→ **EXERCISE REQUIREMENTS**
Copy out the entry on the telenovela Cruzando destinos: Marruecos en el corazón in full, word for word.

→ **DOCUMENT SEGMENT**
- Genre: Telenovela
- Based on: Muchacha italiana viene a casarse by Delia González Marquez
- Starring: África Zavala; José Ron;
- Country of origin: Mexico
- Original language: Spanish

Production
- Executive producer: Rosy Ocampo
- Camera setup: Multi-camera
- Production company: TelevisaUnivision

Original release
- Network: Las Estrellas

= Cruzando destinos: Marruecos en el corazón =

Cruzando destinos: Marruecos en el corazón is an upcoming Mexican telenovela produced by Rosy Ocampo for TelevisaUnivision. It is based on the 1971 Mexican telenovela Muchacha italiana viene a casarse created by Delia González Marquez. The series stars África Zavala and José Ron. It is set to premiere on Las Estrellas on 18 January 2027.

→ **DATA EXCERPTS**

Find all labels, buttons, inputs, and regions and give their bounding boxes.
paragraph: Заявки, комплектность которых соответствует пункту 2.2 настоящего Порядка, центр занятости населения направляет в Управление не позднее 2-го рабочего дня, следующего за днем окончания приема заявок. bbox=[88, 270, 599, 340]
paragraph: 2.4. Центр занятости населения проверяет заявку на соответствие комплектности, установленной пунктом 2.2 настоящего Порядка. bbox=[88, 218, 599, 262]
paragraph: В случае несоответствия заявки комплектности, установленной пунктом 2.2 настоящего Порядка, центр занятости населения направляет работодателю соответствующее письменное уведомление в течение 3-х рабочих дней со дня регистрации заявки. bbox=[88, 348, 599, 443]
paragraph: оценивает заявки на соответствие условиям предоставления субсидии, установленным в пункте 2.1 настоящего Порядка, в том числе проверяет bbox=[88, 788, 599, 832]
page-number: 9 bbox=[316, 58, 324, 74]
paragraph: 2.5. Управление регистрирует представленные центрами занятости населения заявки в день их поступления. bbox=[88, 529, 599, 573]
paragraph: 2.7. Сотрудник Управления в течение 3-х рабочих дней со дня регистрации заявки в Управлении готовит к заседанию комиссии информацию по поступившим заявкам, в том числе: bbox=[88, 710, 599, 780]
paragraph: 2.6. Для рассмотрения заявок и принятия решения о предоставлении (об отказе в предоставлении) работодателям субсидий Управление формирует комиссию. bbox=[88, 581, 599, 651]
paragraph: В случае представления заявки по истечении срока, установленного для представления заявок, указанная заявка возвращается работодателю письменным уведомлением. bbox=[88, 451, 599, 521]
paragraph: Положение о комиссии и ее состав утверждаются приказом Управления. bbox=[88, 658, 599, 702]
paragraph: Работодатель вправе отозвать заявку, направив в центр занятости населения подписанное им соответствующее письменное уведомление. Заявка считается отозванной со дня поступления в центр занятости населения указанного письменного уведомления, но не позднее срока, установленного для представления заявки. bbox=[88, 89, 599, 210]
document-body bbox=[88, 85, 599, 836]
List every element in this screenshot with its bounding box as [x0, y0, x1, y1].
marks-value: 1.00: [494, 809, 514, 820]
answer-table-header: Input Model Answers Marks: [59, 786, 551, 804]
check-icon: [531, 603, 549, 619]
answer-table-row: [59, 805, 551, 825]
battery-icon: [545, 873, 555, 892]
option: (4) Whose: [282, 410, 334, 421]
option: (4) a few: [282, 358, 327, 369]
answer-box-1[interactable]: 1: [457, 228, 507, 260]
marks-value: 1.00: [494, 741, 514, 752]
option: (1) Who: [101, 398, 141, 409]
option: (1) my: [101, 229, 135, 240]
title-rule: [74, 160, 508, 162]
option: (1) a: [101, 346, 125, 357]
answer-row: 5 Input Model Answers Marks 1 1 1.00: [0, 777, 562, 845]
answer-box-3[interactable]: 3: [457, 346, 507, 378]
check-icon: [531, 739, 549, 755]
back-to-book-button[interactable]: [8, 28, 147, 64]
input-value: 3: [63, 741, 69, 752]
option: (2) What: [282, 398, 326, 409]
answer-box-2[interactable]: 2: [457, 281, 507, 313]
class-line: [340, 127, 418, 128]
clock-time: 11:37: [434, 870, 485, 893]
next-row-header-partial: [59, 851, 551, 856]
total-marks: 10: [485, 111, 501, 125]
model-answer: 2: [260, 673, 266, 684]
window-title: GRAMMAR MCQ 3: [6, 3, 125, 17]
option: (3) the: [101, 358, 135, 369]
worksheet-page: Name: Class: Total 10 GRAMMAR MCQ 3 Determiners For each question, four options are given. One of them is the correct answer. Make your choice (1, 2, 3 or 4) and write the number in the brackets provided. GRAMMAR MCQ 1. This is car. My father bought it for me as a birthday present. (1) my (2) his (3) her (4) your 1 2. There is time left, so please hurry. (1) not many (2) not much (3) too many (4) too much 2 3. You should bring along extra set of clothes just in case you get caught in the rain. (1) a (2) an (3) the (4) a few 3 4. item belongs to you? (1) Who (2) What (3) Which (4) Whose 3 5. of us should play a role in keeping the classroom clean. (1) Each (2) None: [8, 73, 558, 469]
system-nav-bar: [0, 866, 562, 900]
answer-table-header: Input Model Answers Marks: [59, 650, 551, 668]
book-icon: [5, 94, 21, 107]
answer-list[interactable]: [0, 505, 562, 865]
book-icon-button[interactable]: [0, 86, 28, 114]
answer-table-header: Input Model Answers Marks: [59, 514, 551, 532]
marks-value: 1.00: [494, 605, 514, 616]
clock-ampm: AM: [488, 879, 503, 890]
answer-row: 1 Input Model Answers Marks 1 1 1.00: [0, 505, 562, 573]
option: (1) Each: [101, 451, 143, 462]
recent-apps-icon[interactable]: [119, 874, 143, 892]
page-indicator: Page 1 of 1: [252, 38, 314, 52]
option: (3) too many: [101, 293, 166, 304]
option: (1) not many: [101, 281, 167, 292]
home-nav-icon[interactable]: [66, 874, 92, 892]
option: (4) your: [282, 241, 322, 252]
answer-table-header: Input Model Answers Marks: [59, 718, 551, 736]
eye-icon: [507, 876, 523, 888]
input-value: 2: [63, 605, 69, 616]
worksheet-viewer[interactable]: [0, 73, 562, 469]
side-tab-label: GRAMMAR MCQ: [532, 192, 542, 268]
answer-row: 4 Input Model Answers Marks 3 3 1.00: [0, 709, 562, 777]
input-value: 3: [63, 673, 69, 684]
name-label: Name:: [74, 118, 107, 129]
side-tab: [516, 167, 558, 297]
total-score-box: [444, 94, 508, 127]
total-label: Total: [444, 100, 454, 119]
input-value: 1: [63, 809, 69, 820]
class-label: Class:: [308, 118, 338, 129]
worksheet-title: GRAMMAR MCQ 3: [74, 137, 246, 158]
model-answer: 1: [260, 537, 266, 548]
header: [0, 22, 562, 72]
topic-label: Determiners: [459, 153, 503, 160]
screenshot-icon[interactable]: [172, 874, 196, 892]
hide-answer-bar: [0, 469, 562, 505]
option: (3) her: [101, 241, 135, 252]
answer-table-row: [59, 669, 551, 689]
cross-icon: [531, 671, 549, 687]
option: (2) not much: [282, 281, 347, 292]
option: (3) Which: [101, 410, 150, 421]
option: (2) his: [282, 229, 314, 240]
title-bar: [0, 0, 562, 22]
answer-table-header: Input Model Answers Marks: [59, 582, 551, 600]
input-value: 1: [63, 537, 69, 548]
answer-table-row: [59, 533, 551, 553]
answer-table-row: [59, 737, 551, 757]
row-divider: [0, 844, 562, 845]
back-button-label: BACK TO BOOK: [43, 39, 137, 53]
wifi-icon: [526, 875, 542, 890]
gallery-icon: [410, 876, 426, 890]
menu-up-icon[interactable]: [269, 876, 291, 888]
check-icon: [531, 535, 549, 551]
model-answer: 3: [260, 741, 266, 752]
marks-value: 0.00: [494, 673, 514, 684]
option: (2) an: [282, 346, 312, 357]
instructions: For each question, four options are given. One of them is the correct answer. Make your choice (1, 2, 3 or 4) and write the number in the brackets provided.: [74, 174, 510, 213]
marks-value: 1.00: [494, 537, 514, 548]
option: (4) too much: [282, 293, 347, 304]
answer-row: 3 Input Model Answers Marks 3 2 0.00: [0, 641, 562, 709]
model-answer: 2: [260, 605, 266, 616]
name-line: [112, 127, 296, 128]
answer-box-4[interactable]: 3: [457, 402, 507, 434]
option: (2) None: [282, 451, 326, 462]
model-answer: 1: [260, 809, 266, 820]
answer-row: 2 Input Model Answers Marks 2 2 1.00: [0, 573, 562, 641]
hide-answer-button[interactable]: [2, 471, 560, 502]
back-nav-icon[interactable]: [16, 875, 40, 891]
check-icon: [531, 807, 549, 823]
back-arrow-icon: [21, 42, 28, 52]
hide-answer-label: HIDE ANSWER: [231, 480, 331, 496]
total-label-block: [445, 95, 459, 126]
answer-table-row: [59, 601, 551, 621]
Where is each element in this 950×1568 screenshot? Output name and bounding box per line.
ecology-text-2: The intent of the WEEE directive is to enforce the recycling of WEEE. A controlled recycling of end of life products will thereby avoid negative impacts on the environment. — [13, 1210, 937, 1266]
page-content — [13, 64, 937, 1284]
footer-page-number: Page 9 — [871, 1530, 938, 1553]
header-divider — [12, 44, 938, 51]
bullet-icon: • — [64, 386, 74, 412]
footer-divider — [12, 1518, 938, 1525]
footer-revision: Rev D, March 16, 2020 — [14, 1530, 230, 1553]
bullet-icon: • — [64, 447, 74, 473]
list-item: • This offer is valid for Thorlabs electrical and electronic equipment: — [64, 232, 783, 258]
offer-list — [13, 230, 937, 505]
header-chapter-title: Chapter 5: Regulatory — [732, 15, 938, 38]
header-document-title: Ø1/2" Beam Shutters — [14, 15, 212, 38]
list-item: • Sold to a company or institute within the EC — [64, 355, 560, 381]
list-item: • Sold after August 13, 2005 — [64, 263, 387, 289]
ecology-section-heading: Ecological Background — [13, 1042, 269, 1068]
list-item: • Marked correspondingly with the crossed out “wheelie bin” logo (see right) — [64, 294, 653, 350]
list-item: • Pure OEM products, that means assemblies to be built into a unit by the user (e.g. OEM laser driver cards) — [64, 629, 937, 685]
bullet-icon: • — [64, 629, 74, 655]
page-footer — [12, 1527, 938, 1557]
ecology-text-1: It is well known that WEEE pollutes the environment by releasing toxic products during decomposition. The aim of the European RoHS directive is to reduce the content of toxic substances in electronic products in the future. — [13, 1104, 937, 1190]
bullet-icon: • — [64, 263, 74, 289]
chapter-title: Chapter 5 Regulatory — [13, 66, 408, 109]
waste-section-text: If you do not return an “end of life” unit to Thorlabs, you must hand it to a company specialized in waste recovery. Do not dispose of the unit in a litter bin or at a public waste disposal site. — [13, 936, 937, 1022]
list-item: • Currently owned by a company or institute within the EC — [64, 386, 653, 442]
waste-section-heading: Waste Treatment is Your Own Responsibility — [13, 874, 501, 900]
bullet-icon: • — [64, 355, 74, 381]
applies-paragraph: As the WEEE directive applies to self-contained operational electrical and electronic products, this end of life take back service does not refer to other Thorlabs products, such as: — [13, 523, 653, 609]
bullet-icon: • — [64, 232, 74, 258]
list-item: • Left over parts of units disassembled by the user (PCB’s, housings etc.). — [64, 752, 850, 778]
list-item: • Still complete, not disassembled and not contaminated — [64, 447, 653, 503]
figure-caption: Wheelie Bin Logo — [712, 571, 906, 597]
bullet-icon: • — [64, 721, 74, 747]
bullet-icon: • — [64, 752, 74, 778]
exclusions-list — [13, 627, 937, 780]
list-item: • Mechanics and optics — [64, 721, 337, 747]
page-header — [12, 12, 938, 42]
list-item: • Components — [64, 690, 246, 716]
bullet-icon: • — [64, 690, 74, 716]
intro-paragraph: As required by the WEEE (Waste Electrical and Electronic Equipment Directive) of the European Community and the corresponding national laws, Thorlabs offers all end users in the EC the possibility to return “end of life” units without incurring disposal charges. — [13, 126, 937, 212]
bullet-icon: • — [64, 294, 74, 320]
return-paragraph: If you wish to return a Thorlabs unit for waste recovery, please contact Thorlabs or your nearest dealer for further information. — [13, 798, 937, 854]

→ **ANSWER**
- Genre: Telenovela
- Based on: Muchacha italiana viene a casarse by Delia González Marquez
- Starring: África Zavala; José Ron;
- Country of origin: Mexico
- Original language: Spanish

Production
- Executive producer: Rosy Ocampo
- Camera setup: Multi-camera
- Production company: TelevisaUnivision

Original release
- Network: Las Estrellas

= Cruzando destinos: Marruecos en el corazón =

Cruzando destinos: Marruecos en el corazón is an upcoming Mexican telenovela produced by Rosy Ocampo for TelevisaUnivision. It is based on the 1971 Mexican telenovela Muchacha italiana viene a casarse created by Delia González Marquez. The series stars África Zavala and José Ron. It is set to premiere on Las Estrellas on 18 January 2027.